What is being asked:
The data below should be restated word for word, with every picture omitted.

>> BEGIN Data excerpts

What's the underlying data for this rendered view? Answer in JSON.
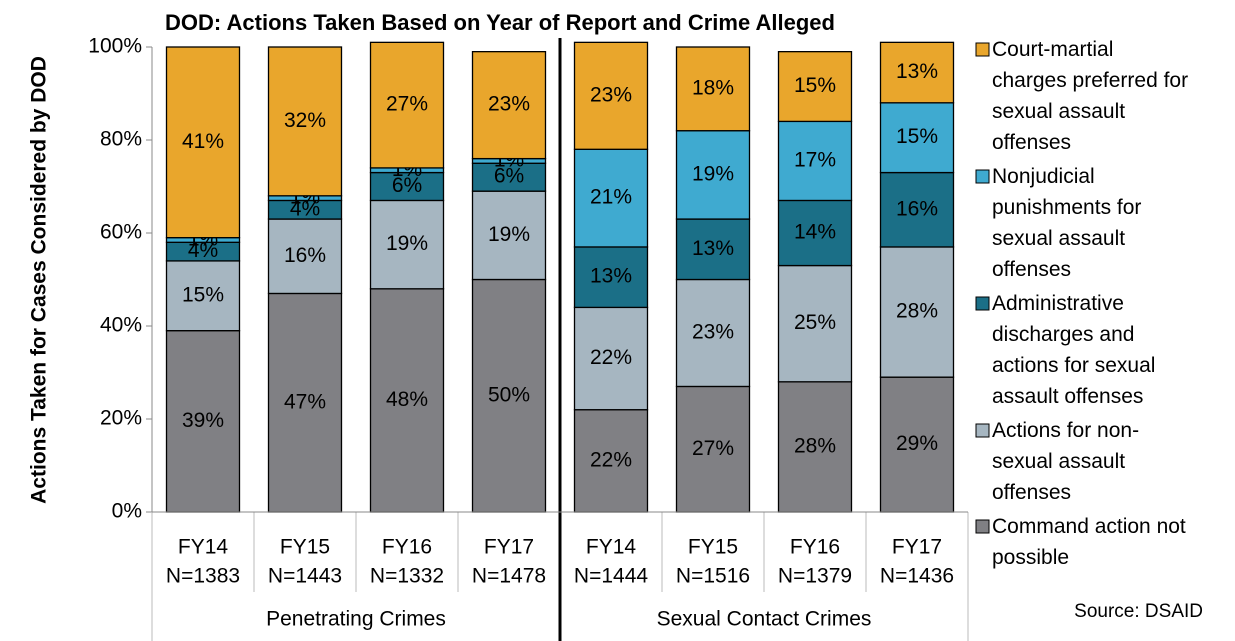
{
  "chart_data": {
    "type": "stacked_bar",
    "title": "DOD: Actions Taken Based on Year of Report and Crime Alleged",
    "y_label": "Actions Taken for Cases Considered by DOD",
    "source": "Source: DSAID",
    "groups": [
      "Penetrating Crimes",
      "Sexual Contact Crimes"
    ],
    "categories": [
      "FY14",
      "FY15",
      "FY16",
      "FY17",
      "FY14",
      "FY15",
      "FY16",
      "FY17"
    ],
    "sizes": [
      "N=1383",
      "N=1443",
      "N=1332",
      "N=1478",
      "N=1444",
      "N=1516",
      "N=1379",
      "N=1436"
    ],
    "ylim": [
      0,
      100
    ],
    "yticks": [
      {
        "value": 0,
        "label": "0%"
      },
      {
        "value": 20,
        "label": "20%"
      },
      {
        "value": 40,
        "label": "40%"
      },
      {
        "value": 60,
        "label": "60%"
      },
      {
        "value": 80,
        "label": "80%"
      },
      {
        "value": 100,
        "label": "100%"
      }
    ],
    "series": [
      {
        "name": "Command action not possible",
        "color": "#808084",
        "text_color": "#ffffff",
        "values": [
          39,
          47,
          48,
          50,
          22,
          27,
          28,
          29
        ],
        "value_labels": [
          "39%",
          "47%",
          "48%",
          "50%",
          "22%",
          "27%",
          "28%",
          "29%"
        ]
      },
      {
        "name": "Actions for non-sexual assault offenses",
        "color": "#a6b6c1",
        "text_color": "#000000",
        "values": [
          15,
          16,
          19,
          19,
          22,
          23,
          25,
          28
        ],
        "value_labels": [
          "15%",
          "16%",
          "19%",
          "19%",
          "22%",
          "23%",
          "25%",
          "28%"
        ]
      },
      {
        "name": "Administrative discharges and actions for sexual assault offenses",
        "color": "#1b6f87",
        "text_color": "#ffffff",
        "values": [
          4,
          4,
          6,
          6,
          13,
          13,
          14,
          16
        ],
        "value_labels": [
          "4%",
          "4%",
          "6%",
          "6%",
          "13%",
          "13%",
          "14%",
          "16%"
        ]
      },
      {
        "name": "Nonjudicial punishments for sexual assault offenses",
        "color": "#3faad0",
        "text_color": "#000000",
        "values": [
          1,
          1,
          1,
          1,
          21,
          19,
          17,
          15
        ],
        "value_labels": [
          "1%",
          "1%",
          "1%",
          "1%",
          "21%",
          "19%",
          "17%",
          "15%"
        ]
      },
      {
        "name": "Court-martial charges preferred for sexual assault offenses",
        "color": "#e9a62c",
        "text_color": "#000000",
        "values": [
          41,
          32,
          27,
          23,
          23,
          18,
          15,
          13
        ],
        "value_labels": [
          "41%",
          "32%",
          "27%",
          "23%",
          "23%",
          "18%",
          "15%",
          "13%"
        ]
      }
    ]
  }
}
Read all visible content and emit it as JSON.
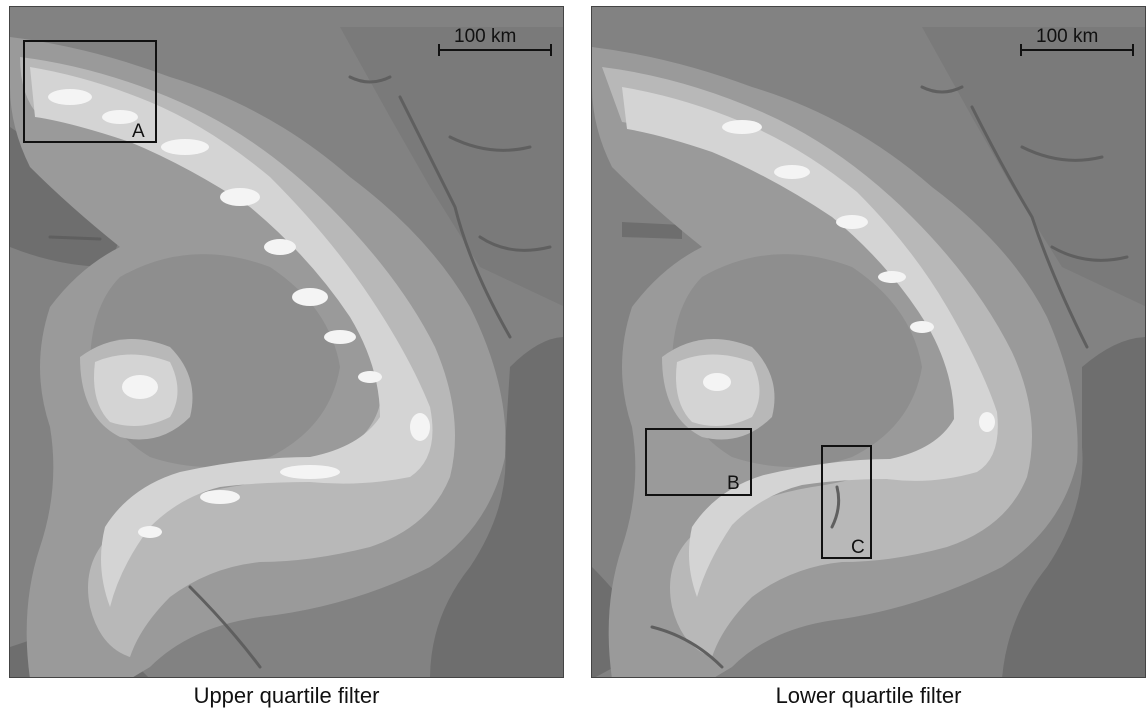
{
  "panels": [
    {
      "id": "left",
      "caption": "Upper quartile filter",
      "scale_bar_label": "100 km",
      "boxes": [
        {
          "label": "A"
        }
      ]
    },
    {
      "id": "right",
      "caption": "Lower quartile filter",
      "scale_bar_label": "100 km",
      "boxes": [
        {
          "label": "B"
        },
        {
          "label": "C"
        }
      ]
    }
  ],
  "colors": {
    "class_1_lowest": "#6e6e6e",
    "class_2": "#828282",
    "class_3": "#9a9a9a",
    "class_4": "#b8b8b8",
    "class_5": "#d4d4d4",
    "class_6_highest": "#f4f4f4",
    "drainage": "#5f5f5f"
  }
}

>> END Data excerpts

Final answer:
What's the underlying data for this rendered view? Answer in JSON.
{
  "chart_data": {
    "type": "stacked_bar",
    "title": "DOD: Actions Taken Based on Year of Report and Crime Alleged",
    "y_label": "Actions Taken for Cases Considered by DOD",
    "source": "Source: DSAID",
    "groups": [
      "Penetrating Crimes",
      "Sexual Contact Crimes"
    ],
    "categories": [
      "FY14",
      "FY15",
      "FY16",
      "FY17",
      "FY14",
      "FY15",
      "FY16",
      "FY17"
    ],
    "sizes": [
      "N=1383",
      "N=1443",
      "N=1332",
      "N=1478",
      "N=1444",
      "N=1516",
      "N=1379",
      "N=1436"
    ],
    "ylim": [
      0,
      100
    ],
    "yticks": [
      {
        "value": 0,
        "label": "0%"
      },
      {
        "value": 20,
        "label": "20%"
      },
      {
        "value": 40,
        "label": "40%"
      },
      {
        "value": 60,
        "label": "60%"
      },
      {
        "value": 80,
        "label": "80%"
      },
      {
        "value": 100,
        "label": "100%"
      }
    ],
    "series": [
      {
        "name": "Command action not possible",
        "color": "#808084",
        "text_color": "#ffffff",
        "values": [
          39,
          47,
          48,
          50,
          22,
          27,
          28,
          29
        ],
        "value_labels": [
          "39%",
          "47%",
          "48%",
          "50%",
          "22%",
          "27%",
          "28%",
          "29%"
        ]
      },
      {
        "name": "Actions for non-sexual assault offenses",
        "color": "#a6b6c1",
        "text_color": "#000000",
        "values": [
          15,
          16,
          19,
          19,
          22,
          23,
          25,
          28
        ],
        "value_labels": [
          "15%",
          "16%",
          "19%",
          "19%",
          "22%",
          "23%",
          "25%",
          "28%"
        ]
      },
      {
        "name": "Administrative discharges and actions for sexual assault offenses",
        "color": "#1b6f87",
        "text_color": "#ffffff",
        "values": [
          4,
          4,
          6,
          6,
          13,
          13,
          14,
          16
        ],
        "value_labels": [
          "4%",
          "4%",
          "6%",
          "6%",
          "13%",
          "13%",
          "14%",
          "16%"
        ]
      },
      {
        "name": "Nonjudicial punishments for sexual assault offenses",
        "color": "#3faad0",
        "text_color": "#000000",
        "values": [
          1,
          1,
          1,
          1,
          21,
          19,
          17,
          15
        ],
        "value_labels": [
          "1%",
          "1%",
          "1%",
          "1%",
          "21%",
          "19%",
          "17%",
          "15%"
        ]
      },
      {
        "name": "Court-martial charges preferred for sexual assault offenses",
        "color": "#e9a62c",
        "text_color": "#000000",
        "values": [
          41,
          32,
          27,
          23,
          23,
          18,
          15,
          13
        ],
        "value_labels": [
          "41%",
          "32%",
          "27%",
          "23%",
          "23%",
          "18%",
          "15%",
          "13%"
        ]
      }
    ]
  }
}
Read all visible content and emit it as JSON.
{
  "panels": [
    {
      "id": "left",
      "caption": "Upper quartile filter",
      "scale_bar_label": "100 km",
      "boxes": [
        {
          "label": "A"
        }
      ]
    },
    {
      "id": "right",
      "caption": "Lower quartile filter",
      "scale_bar_label": "100 km",
      "boxes": [
        {
          "label": "B"
        },
        {
          "label": "C"
        }
      ]
    }
  ],
  "colors": {
    "class_1_lowest": "#6e6e6e",
    "class_2": "#828282",
    "class_3": "#9a9a9a",
    "class_4": "#b8b8b8",
    "class_5": "#d4d4d4",
    "class_6_highest": "#f4f4f4",
    "drainage": "#5f5f5f"
  }
}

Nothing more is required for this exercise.